[INSTRUCTION]
Don't copy the pictures; return every other part of the records exactly.

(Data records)
--------------------------------

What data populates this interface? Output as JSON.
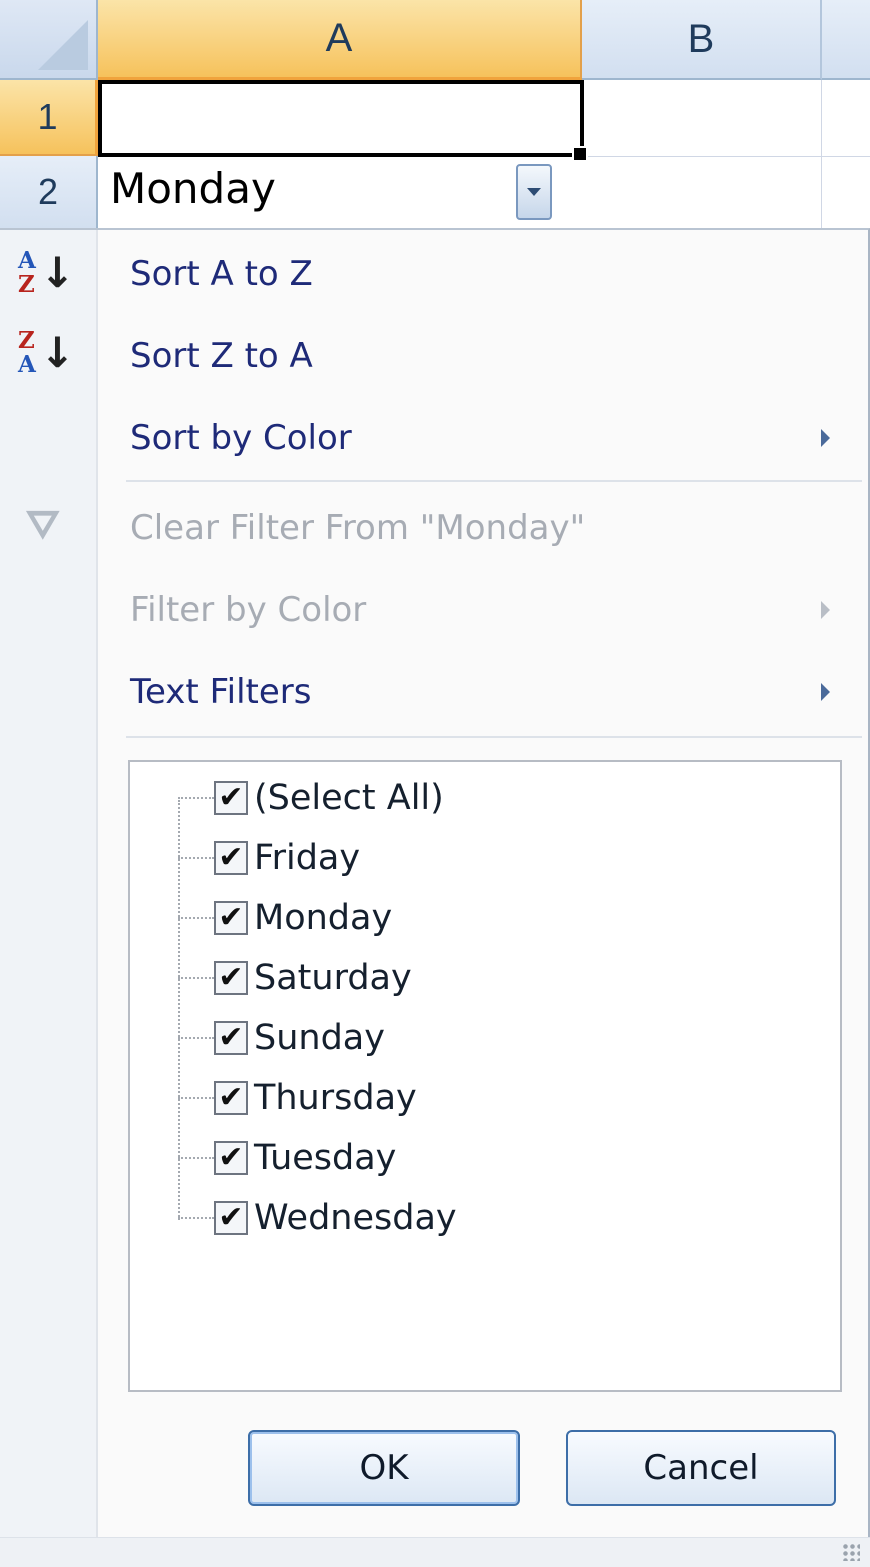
{
  "sheet": {
    "columns": [
      "A",
      "B"
    ],
    "rows": [
      "1",
      "2"
    ],
    "cells": {
      "A1": "",
      "A2": "Monday"
    }
  },
  "filter_menu": {
    "items": [
      {
        "label": "Sort A to Z",
        "enabled": true,
        "icon": "sort-a-to-z-icon"
      },
      {
        "label": "Sort Z to A",
        "enabled": true,
        "icon": "sort-z-to-a-icon"
      },
      {
        "label": "Sort by Color",
        "enabled": true,
        "submenu": true
      },
      {
        "label": "Clear Filter From \"Monday\"",
        "enabled": false,
        "icon": "clear-filter-icon"
      },
      {
        "label": "Filter by Color",
        "enabled": false,
        "submenu": true
      },
      {
        "label": "Text Filters",
        "enabled": true,
        "submenu": true
      }
    ],
    "icons": {
      "sort_asc_top": "A",
      "sort_asc_bottom": "Z",
      "sort_desc_top": "Z",
      "sort_desc_bottom": "A",
      "arrow": "↓",
      "funnel": "⛛"
    },
    "values_list": [
      {
        "label": "(Select All)",
        "checked": true
      },
      {
        "label": "Friday",
        "checked": true
      },
      {
        "label": "Monday",
        "checked": true
      },
      {
        "label": "Saturday",
        "checked": true
      },
      {
        "label": "Sunday",
        "checked": true
      },
      {
        "label": "Thursday",
        "checked": true
      },
      {
        "label": "Tuesday",
        "checked": true
      },
      {
        "label": "Wednesday",
        "checked": true
      }
    ],
    "check_glyph": "✔",
    "buttons": {
      "ok": "OK",
      "cancel": "Cancel"
    }
  },
  "colors": {
    "active_header": "#f6c25c",
    "header": "#d2dff0",
    "menu_text": "#1e2a78",
    "disabled_text": "#a7acb4",
    "button_border": "#3d6ea8"
  }
}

--------------------------------

[RESPONSE BELOW]
What data populates this interface? Output as JSON.
{
  "sheet": {
    "columns": [
      "A",
      "B"
    ],
    "rows": [
      "1",
      "2"
    ],
    "cells": {
      "A1": "",
      "A2": "Monday"
    }
  },
  "filter_menu": {
    "items": [
      {
        "label": "Sort A to Z",
        "enabled": true,
        "icon": "sort-a-to-z-icon"
      },
      {
        "label": "Sort Z to A",
        "enabled": true,
        "icon": "sort-z-to-a-icon"
      },
      {
        "label": "Sort by Color",
        "enabled": true,
        "submenu": true
      },
      {
        "label": "Clear Filter From \"Monday\"",
        "enabled": false,
        "icon": "clear-filter-icon"
      },
      {
        "label": "Filter by Color",
        "enabled": false,
        "submenu": true
      },
      {
        "label": "Text Filters",
        "enabled": true,
        "submenu": true
      }
    ],
    "icons": {
      "sort_asc_top": "A",
      "sort_asc_bottom": "Z",
      "sort_desc_top": "Z",
      "sort_desc_bottom": "A",
      "arrow": "↓",
      "funnel": "⛛"
    },
    "values_list": [
      {
        "label": "(Select All)",
        "checked": true
      },
      {
        "label": "Friday",
        "checked": true
      },
      {
        "label": "Monday",
        "checked": true
      },
      {
        "label": "Saturday",
        "checked": true
      },
      {
        "label": "Sunday",
        "checked": true
      },
      {
        "label": "Thursday",
        "checked": true
      },
      {
        "label": "Tuesday",
        "checked": true
      },
      {
        "label": "Wednesday",
        "checked": true
      }
    ],
    "check_glyph": "✔",
    "buttons": {
      "ok": "OK",
      "cancel": "Cancel"
    }
  },
  "colors": {
    "active_header": "#f6c25c",
    "header": "#d2dff0",
    "menu_text": "#1e2a78",
    "disabled_text": "#a7acb4",
    "button_border": "#3d6ea8"
  }
}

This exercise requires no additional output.